**Brief**. Every record should be written out exactly, with the pictures left out.

----- Available records

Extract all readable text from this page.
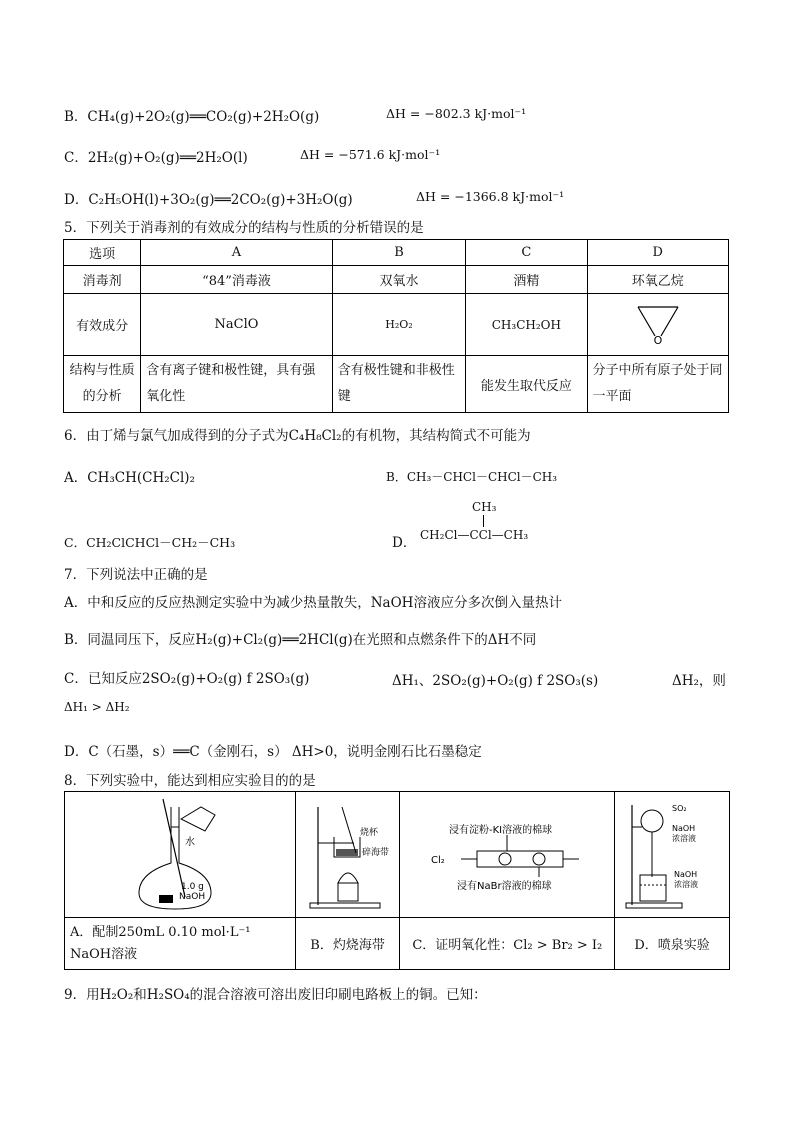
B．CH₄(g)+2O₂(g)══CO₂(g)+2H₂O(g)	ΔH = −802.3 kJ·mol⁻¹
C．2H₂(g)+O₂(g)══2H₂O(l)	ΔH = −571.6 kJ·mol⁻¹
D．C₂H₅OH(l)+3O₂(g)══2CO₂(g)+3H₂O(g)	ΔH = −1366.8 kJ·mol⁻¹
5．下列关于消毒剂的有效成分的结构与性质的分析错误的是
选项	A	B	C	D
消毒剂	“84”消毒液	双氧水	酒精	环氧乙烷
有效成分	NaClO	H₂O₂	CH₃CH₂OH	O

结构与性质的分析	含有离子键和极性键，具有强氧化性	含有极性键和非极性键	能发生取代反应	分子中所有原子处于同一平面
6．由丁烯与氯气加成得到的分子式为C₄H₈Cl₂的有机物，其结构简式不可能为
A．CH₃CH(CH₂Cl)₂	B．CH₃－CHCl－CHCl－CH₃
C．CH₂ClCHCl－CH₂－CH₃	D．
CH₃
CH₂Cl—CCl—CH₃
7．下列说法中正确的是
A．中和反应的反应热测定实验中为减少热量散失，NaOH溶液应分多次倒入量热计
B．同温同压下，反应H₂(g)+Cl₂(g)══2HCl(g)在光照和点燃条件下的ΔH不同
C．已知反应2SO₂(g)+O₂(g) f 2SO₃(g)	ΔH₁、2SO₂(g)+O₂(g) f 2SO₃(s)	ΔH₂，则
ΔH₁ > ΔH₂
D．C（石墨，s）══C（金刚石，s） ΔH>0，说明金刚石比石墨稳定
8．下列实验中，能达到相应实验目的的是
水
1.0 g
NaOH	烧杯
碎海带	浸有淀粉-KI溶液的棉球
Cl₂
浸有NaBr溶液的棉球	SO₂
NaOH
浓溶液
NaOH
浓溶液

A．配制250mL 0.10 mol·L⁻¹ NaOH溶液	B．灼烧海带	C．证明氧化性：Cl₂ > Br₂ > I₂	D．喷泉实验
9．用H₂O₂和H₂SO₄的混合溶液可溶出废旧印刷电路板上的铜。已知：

----------

**Complete response**.
Extract all readable text from this page.
B．CH₄(g)+2O₂(g)══CO₂(g)+2H₂O(g)	ΔH = −802.3 kJ·mol⁻¹
C．2H₂(g)+O₂(g)══2H₂O(l)	ΔH = −571.6 kJ·mol⁻¹
D．C₂H₅OH(l)+3O₂(g)══2CO₂(g)+3H₂O(g)	ΔH = −1366.8 kJ·mol⁻¹
5．下列关于消毒剂的有效成分的结构与性质的分析错误的是
选项	A	B	C	D
消毒剂	“84”消毒液	双氧水	酒精	环氧乙烷
有效成分	NaClO	H₂O₂	CH₃CH₂OH	O

结构与性质的分析	含有离子键和极性键，具有强氧化性	含有极性键和非极性键	能发生取代反应	分子中所有原子处于同一平面
6．由丁烯与氯气加成得到的分子式为C₄H₈Cl₂的有机物，其结构简式不可能为
A．CH₃CH(CH₂Cl)₂	B．CH₃－CHCl－CHCl－CH₃
C．CH₂ClCHCl－CH₂－CH₃	D．
CH₃
CH₂Cl—CCl—CH₃
7．下列说法中正确的是
A．中和反应的反应热测定实验中为减少热量散失，NaOH溶液应分多次倒入量热计
B．同温同压下，反应H₂(g)+Cl₂(g)══2HCl(g)在光照和点燃条件下的ΔH不同
C．已知反应2SO₂(g)+O₂(g) f 2SO₃(g)	ΔH₁、2SO₂(g)+O₂(g) f 2SO₃(s)	ΔH₂，则
ΔH₁ > ΔH₂
D．C（石墨，s）══C（金刚石，s） ΔH>0，说明金刚石比石墨稳定
8．下列实验中，能达到相应实验目的的是
水
1.0 g
NaOH	烧杯
碎海带	浸有淀粉-KI溶液的棉球
Cl₂
浸有NaBr溶液的棉球	SO₂
NaOH
浓溶液
NaOH
浓溶液

A．配制250mL 0.10 mol·L⁻¹ NaOH溶液	B．灼烧海带	C．证明氧化性：Cl₂ > Br₂ > I₂	D．喷泉实验
9．用H₂O₂和H₂SO₄的混合溶液可溶出废旧印刷电路板上的铜。已知：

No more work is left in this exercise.